### Task instructions
Count how many lines below include the word "origin". Answer with a number only.
⟨
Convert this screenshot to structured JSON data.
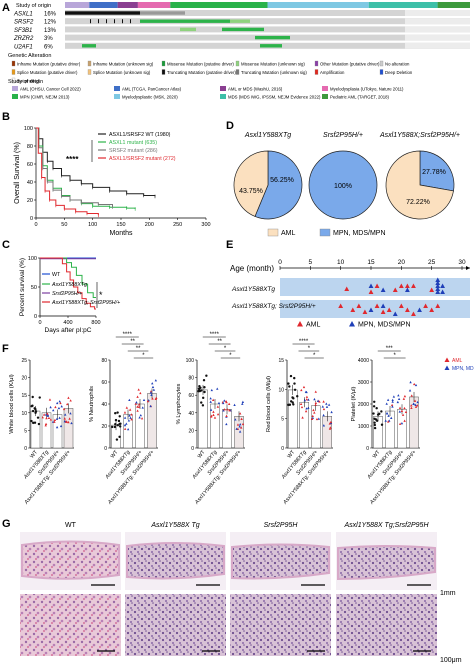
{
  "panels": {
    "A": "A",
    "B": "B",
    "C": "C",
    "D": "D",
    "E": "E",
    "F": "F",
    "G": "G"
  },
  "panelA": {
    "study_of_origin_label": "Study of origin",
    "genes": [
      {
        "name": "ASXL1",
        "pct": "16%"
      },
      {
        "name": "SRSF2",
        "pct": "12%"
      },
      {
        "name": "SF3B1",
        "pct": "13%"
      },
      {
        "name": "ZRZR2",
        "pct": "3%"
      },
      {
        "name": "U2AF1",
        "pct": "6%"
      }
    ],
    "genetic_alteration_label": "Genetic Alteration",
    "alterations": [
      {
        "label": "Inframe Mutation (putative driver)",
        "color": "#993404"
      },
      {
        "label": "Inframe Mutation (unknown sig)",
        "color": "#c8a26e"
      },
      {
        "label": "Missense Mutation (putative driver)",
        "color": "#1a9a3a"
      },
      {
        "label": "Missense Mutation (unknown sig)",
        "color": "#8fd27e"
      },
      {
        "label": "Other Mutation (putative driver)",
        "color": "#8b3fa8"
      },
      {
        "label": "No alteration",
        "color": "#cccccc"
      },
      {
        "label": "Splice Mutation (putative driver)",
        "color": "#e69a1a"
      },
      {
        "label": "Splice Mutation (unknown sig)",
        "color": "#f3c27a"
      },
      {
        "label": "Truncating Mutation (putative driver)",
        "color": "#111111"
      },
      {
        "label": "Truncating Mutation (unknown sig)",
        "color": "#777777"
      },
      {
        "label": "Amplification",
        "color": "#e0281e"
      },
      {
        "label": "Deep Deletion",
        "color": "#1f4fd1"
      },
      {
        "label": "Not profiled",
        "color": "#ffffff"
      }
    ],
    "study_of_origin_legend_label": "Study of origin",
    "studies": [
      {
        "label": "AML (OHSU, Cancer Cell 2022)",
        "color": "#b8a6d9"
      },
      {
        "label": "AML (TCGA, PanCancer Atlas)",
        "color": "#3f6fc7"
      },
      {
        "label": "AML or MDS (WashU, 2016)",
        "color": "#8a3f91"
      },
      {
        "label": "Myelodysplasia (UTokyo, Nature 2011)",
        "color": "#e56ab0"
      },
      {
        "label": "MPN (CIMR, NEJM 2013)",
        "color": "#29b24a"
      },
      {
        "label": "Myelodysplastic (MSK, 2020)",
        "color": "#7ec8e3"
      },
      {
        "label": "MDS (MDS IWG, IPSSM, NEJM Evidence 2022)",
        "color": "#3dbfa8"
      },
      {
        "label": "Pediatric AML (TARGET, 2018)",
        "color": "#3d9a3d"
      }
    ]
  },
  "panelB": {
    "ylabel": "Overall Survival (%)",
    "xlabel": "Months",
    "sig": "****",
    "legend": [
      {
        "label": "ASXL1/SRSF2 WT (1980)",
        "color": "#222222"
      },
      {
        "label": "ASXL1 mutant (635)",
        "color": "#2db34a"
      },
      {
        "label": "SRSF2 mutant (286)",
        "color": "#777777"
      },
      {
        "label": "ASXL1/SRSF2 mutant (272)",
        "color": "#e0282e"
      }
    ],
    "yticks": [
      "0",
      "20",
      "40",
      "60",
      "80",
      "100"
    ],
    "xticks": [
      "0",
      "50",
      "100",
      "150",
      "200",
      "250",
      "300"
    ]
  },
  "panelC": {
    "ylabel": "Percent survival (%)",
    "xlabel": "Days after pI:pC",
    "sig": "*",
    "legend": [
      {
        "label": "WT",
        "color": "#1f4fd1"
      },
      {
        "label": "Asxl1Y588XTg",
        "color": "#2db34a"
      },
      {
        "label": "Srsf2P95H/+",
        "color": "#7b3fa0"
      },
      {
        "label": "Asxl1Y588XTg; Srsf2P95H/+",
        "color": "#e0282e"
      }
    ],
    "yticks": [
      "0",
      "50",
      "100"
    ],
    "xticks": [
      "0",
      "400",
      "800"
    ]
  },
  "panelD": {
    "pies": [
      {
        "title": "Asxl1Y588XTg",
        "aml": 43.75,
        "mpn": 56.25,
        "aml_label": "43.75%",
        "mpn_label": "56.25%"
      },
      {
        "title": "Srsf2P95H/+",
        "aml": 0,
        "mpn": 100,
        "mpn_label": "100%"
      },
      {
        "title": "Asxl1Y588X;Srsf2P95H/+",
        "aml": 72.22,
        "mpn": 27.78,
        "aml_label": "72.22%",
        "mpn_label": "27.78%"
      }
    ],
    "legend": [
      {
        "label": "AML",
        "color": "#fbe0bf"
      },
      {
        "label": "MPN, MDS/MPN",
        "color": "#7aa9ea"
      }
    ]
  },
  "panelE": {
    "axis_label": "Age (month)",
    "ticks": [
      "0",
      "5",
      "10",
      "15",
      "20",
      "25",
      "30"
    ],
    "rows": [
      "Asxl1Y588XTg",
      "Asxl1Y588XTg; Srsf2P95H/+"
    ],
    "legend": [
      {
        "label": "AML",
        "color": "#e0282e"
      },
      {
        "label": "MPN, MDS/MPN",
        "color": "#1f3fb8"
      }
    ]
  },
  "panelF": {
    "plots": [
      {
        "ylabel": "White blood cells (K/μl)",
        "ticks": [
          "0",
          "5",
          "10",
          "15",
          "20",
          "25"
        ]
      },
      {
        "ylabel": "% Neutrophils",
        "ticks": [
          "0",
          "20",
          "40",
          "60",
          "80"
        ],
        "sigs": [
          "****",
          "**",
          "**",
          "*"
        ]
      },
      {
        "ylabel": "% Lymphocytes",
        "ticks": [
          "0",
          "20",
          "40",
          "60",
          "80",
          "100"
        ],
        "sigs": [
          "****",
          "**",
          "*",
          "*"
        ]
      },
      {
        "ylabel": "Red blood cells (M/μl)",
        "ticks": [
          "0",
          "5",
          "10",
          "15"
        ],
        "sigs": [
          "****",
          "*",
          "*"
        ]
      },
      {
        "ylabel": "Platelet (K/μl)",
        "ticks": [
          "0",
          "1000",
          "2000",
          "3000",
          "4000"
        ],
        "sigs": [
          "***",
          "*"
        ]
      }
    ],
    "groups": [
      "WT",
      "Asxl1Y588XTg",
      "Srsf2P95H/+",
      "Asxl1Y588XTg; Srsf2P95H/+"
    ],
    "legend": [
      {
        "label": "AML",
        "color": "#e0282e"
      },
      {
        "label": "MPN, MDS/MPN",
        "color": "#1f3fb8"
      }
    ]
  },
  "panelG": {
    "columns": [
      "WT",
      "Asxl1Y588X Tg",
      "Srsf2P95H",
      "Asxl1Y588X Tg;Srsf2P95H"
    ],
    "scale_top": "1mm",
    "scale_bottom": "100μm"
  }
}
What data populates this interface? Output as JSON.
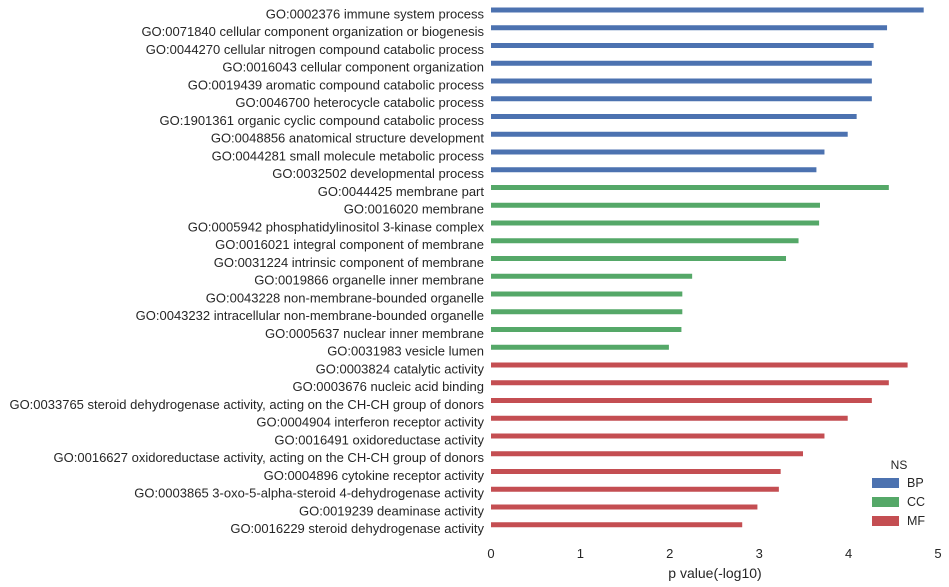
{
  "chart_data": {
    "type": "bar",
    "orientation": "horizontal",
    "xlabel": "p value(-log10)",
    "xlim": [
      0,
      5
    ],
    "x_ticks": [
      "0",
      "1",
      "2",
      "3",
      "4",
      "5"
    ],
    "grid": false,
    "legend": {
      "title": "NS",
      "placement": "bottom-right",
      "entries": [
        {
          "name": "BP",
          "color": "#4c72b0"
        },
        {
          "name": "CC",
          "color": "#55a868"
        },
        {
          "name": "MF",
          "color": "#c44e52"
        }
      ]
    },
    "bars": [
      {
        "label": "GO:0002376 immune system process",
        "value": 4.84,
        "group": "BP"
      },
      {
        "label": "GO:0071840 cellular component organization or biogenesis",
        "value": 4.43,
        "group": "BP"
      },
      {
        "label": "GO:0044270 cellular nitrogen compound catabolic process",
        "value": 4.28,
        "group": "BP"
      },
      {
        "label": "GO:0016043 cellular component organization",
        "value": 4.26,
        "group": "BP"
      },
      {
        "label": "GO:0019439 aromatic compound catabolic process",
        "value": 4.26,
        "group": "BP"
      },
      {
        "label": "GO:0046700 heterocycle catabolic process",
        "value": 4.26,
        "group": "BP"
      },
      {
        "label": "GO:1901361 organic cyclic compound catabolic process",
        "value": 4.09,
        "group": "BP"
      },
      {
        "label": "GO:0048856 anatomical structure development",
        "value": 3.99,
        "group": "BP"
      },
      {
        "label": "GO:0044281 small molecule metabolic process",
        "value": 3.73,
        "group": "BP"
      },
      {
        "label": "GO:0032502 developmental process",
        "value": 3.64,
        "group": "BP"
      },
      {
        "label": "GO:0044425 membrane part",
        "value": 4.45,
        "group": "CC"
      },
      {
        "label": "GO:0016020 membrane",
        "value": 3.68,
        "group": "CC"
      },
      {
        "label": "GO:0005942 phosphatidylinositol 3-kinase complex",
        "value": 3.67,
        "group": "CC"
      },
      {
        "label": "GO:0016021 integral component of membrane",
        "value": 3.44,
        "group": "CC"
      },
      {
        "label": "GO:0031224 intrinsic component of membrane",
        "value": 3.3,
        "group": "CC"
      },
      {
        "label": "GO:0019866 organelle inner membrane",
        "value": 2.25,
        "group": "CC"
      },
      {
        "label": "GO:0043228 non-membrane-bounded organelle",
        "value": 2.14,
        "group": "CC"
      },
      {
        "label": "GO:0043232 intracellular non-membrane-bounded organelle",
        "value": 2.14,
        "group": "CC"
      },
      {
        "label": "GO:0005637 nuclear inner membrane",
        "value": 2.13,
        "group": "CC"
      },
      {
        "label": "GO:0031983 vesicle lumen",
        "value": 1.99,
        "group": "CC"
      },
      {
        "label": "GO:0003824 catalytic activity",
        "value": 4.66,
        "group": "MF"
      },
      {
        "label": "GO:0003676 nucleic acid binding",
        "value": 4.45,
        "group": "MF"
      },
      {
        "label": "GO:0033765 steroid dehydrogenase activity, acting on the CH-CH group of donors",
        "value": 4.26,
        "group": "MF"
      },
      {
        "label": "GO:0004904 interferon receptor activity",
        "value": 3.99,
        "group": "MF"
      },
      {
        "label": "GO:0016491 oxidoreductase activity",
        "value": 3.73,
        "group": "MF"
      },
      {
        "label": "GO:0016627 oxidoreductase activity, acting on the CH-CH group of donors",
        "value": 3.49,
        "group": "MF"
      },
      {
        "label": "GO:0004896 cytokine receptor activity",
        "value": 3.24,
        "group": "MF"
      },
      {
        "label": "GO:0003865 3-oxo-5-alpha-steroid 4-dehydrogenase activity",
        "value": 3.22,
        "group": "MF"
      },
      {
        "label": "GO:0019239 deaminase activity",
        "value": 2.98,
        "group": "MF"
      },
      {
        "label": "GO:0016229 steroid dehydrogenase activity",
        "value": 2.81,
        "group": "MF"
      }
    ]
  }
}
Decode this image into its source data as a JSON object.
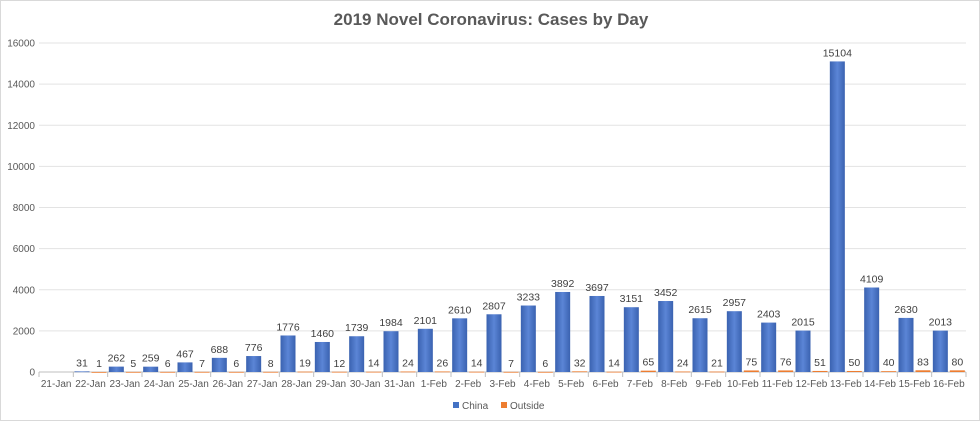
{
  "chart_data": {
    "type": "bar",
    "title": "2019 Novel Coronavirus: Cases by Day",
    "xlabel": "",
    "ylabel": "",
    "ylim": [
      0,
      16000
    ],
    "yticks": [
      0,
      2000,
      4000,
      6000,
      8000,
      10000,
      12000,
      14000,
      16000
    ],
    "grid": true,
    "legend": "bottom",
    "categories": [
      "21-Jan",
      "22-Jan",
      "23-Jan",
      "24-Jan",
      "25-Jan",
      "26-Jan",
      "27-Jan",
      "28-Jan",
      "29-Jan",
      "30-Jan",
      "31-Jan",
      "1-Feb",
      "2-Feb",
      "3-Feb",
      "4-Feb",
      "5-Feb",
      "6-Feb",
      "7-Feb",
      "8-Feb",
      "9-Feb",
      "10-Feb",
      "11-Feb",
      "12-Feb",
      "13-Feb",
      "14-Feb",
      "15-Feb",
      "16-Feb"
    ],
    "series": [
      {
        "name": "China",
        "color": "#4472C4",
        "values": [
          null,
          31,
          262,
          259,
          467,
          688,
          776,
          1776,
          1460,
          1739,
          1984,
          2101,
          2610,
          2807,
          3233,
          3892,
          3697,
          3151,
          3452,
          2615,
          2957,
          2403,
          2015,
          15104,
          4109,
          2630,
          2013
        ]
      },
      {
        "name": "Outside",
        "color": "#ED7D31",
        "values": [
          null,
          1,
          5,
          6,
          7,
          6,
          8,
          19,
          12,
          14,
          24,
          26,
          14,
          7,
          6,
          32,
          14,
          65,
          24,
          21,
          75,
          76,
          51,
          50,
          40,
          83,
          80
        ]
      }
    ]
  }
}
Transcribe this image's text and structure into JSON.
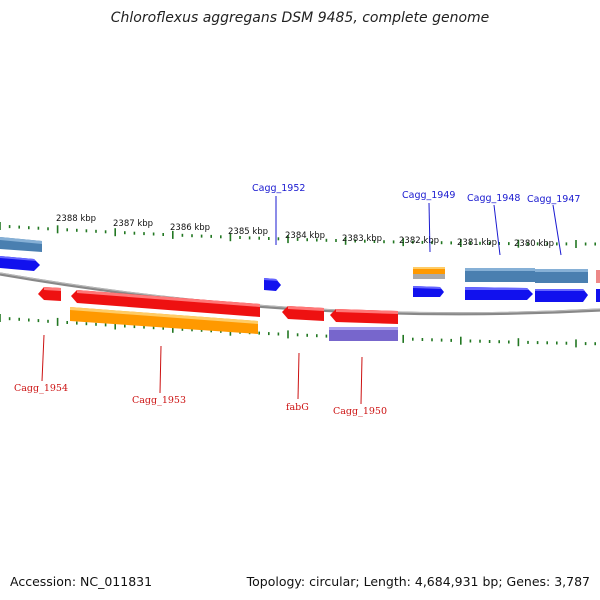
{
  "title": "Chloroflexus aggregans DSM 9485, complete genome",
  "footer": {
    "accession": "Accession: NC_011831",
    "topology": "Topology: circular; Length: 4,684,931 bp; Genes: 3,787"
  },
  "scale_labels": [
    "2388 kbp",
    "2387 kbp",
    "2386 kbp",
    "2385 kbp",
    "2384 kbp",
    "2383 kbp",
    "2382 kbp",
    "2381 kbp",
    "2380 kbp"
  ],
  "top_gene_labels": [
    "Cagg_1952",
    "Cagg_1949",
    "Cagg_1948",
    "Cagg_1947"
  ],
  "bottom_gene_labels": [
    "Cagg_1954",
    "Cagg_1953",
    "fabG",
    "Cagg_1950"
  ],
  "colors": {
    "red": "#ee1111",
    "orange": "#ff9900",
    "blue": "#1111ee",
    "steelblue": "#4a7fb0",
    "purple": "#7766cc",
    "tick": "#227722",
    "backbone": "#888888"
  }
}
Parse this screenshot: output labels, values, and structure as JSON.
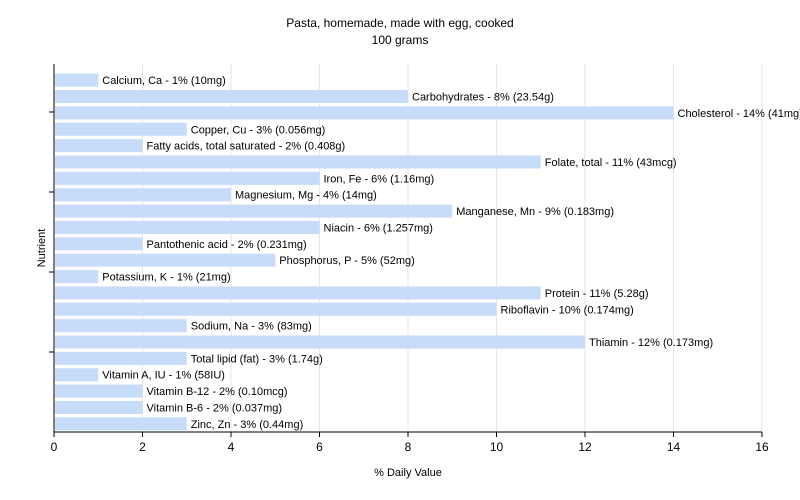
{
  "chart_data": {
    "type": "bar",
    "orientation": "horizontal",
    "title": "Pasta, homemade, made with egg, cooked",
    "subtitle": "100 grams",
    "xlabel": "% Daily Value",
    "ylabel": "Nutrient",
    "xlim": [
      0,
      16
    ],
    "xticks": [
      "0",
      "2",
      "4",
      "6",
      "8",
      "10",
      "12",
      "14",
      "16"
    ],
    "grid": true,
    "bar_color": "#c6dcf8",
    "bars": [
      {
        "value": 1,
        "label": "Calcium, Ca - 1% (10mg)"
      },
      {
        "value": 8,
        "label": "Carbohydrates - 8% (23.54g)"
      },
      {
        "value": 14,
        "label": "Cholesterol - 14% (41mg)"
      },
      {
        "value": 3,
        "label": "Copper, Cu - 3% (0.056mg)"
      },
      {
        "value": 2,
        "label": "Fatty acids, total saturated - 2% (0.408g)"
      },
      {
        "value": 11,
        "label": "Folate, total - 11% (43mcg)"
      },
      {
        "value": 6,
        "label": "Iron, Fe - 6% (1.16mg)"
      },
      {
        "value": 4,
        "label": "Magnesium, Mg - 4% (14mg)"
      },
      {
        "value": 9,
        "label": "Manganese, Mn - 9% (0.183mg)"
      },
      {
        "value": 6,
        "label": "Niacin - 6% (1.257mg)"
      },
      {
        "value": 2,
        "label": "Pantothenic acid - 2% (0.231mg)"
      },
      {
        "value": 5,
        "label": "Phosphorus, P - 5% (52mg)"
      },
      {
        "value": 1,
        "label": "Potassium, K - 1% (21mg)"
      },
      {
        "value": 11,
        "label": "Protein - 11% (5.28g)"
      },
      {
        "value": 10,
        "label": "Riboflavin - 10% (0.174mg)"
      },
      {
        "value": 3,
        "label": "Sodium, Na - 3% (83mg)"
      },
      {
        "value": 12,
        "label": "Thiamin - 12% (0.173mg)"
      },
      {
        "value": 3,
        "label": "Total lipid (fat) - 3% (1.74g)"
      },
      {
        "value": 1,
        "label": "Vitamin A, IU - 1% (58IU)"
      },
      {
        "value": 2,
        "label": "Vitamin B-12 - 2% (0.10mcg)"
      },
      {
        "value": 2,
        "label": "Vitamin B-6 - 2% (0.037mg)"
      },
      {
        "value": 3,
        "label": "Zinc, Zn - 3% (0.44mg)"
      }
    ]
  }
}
⟩
### Exercise response
2